• _Objective_:
Repeat the lines below exactly as they appear, but leave out the images.

• _The data_:
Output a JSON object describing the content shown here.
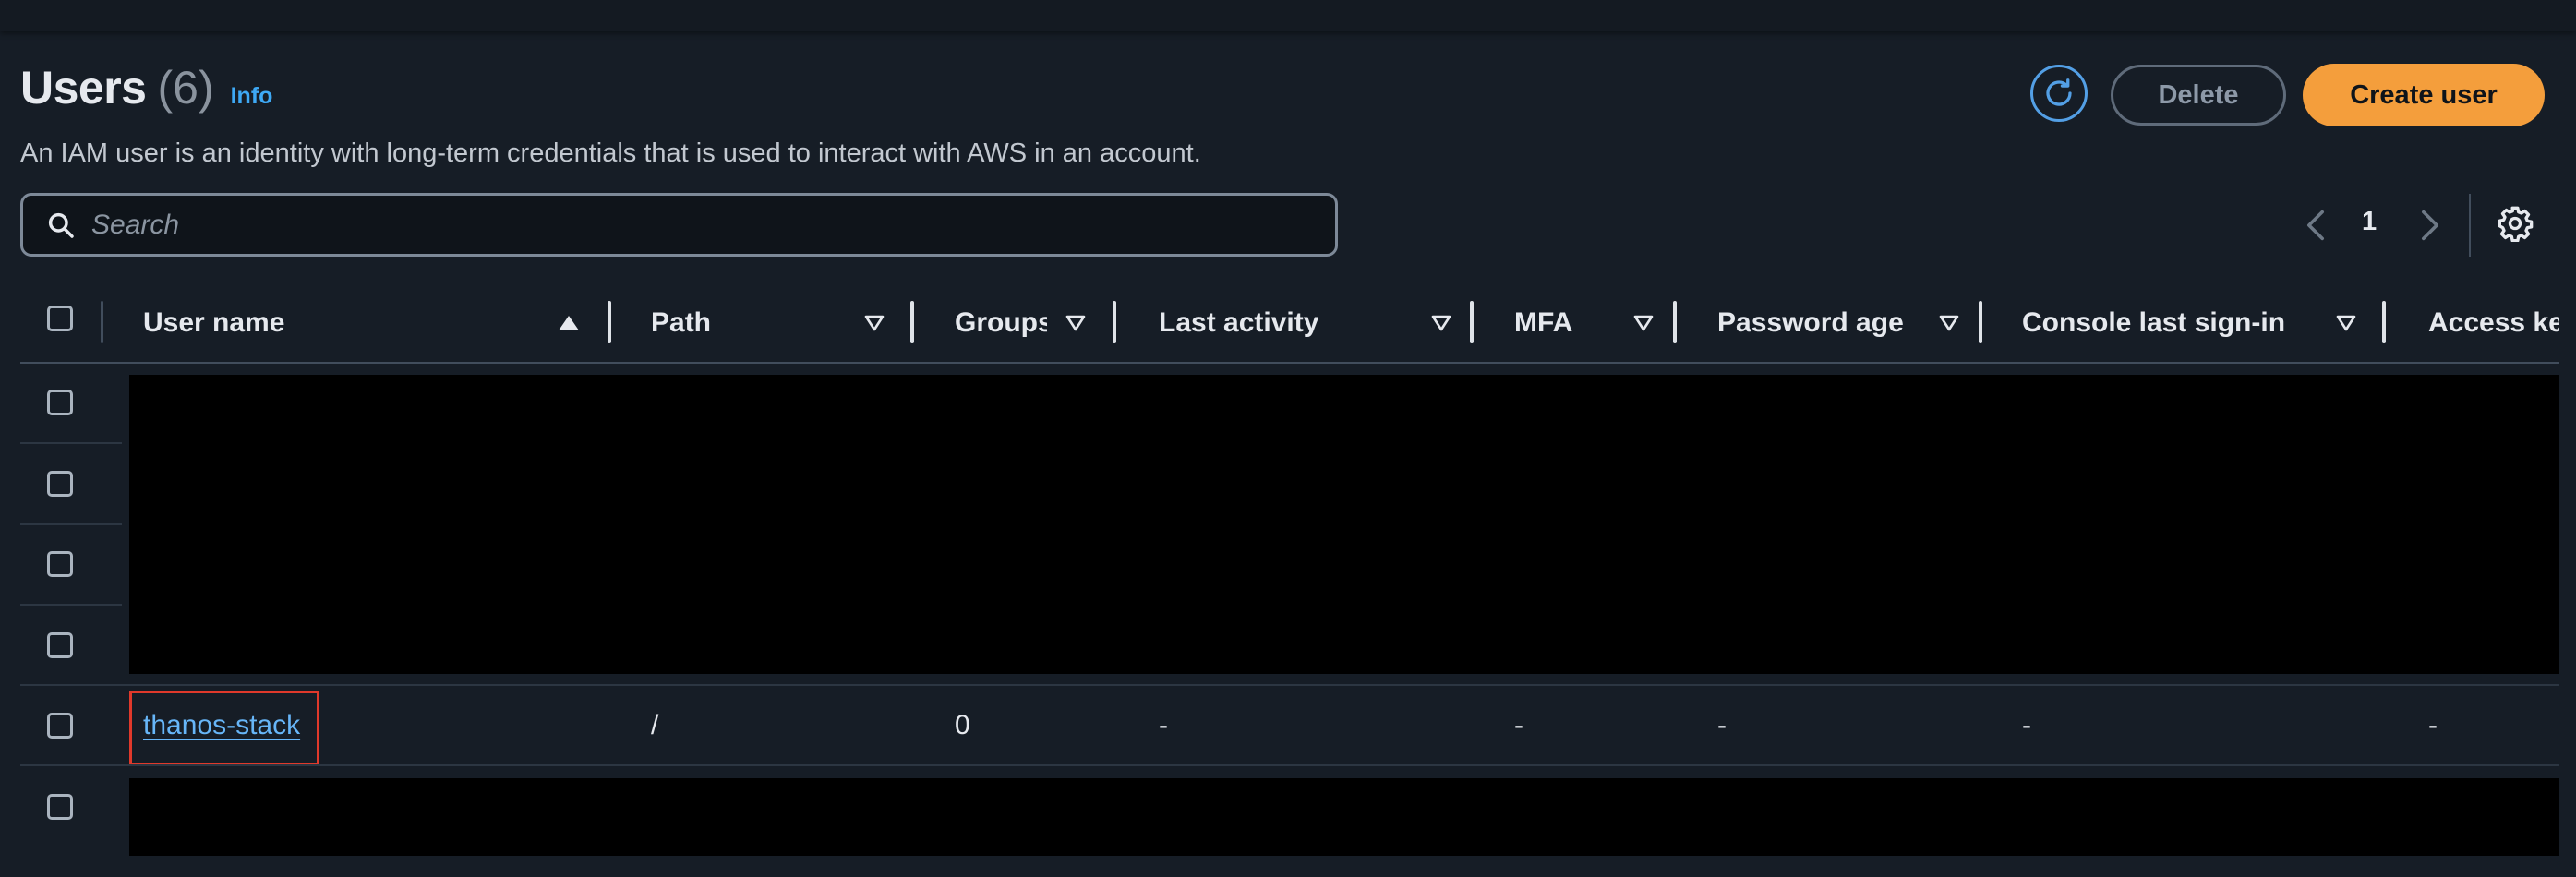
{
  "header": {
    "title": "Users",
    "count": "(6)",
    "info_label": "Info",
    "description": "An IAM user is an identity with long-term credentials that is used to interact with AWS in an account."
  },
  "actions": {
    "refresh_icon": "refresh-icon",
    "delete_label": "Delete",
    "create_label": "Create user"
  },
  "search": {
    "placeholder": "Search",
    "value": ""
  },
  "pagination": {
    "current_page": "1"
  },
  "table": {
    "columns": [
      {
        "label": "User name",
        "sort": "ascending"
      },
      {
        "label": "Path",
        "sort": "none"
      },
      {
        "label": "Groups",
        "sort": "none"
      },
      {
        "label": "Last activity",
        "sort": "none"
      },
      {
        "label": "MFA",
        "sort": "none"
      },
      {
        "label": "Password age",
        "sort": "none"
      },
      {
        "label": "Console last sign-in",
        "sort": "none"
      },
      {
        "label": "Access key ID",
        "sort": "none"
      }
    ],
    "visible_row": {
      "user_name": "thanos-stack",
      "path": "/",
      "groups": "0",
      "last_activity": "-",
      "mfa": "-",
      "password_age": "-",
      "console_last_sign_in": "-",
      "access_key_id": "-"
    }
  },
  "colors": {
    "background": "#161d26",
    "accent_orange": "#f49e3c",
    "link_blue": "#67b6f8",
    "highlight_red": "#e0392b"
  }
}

• _Answer_:
Output a JSON object describing the content shown here.
{
  "header": {
    "title": "Users",
    "count": "(6)",
    "info_label": "Info",
    "description": "An IAM user is an identity with long-term credentials that is used to interact with AWS in an account."
  },
  "actions": {
    "refresh_icon": "refresh-icon",
    "delete_label": "Delete",
    "create_label": "Create user"
  },
  "search": {
    "placeholder": "Search",
    "value": ""
  },
  "pagination": {
    "current_page": "1"
  },
  "table": {
    "columns": [
      {
        "label": "User name",
        "sort": "ascending"
      },
      {
        "label": "Path",
        "sort": "none"
      },
      {
        "label": "Groups",
        "sort": "none"
      },
      {
        "label": "Last activity",
        "sort": "none"
      },
      {
        "label": "MFA",
        "sort": "none"
      },
      {
        "label": "Password age",
        "sort": "none"
      },
      {
        "label": "Console last sign-in",
        "sort": "none"
      },
      {
        "label": "Access key ID",
        "sort": "none"
      }
    ],
    "visible_row": {
      "user_name": "thanos-stack",
      "path": "/",
      "groups": "0",
      "last_activity": "-",
      "mfa": "-",
      "password_age": "-",
      "console_last_sign_in": "-",
      "access_key_id": "-"
    }
  },
  "colors": {
    "background": "#161d26",
    "accent_orange": "#f49e3c",
    "link_blue": "#67b6f8",
    "highlight_red": "#e0392b"
  }
}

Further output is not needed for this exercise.